(Document page text data)
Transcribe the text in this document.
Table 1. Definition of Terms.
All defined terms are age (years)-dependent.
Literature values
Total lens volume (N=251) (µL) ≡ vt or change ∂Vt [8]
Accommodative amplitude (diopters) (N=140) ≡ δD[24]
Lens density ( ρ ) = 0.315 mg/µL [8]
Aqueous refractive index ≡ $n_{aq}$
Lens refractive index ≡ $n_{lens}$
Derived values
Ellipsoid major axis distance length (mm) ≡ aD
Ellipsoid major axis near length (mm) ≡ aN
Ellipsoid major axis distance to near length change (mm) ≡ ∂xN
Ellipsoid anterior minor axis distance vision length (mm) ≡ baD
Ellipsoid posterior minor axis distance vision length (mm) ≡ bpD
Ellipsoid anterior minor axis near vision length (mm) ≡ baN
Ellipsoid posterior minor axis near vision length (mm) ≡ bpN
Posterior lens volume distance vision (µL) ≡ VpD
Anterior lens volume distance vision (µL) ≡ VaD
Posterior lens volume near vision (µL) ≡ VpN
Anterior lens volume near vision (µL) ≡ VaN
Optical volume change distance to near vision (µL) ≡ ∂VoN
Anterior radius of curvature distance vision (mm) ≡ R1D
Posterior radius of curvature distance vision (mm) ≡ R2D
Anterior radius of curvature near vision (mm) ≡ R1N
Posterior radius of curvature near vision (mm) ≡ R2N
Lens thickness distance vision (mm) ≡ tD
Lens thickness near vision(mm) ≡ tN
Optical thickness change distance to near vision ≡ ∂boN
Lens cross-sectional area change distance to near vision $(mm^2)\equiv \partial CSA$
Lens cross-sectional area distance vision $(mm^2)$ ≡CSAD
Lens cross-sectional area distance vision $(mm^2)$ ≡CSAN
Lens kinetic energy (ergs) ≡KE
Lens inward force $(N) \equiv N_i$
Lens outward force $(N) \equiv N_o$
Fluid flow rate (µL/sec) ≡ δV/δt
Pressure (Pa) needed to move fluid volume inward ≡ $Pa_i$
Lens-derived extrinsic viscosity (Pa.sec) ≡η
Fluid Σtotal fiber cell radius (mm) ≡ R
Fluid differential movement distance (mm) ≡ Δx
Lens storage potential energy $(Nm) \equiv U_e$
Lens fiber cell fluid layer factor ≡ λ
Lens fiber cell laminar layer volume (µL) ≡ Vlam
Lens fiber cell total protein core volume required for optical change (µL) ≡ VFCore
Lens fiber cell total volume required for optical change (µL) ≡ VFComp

Work request:
In the entries above, find each line that includes the string "curvature" and copy it.

Reply:
Anterior radius of curvature distance vision (mm) ≡ R1D
Posterior radius of curvature distance vision (mm) ≡ R2D
Anterior radius of curvature near vision (mm) ≡ R1N
Posterior radius of curvature near vision (mm) ≡ R2N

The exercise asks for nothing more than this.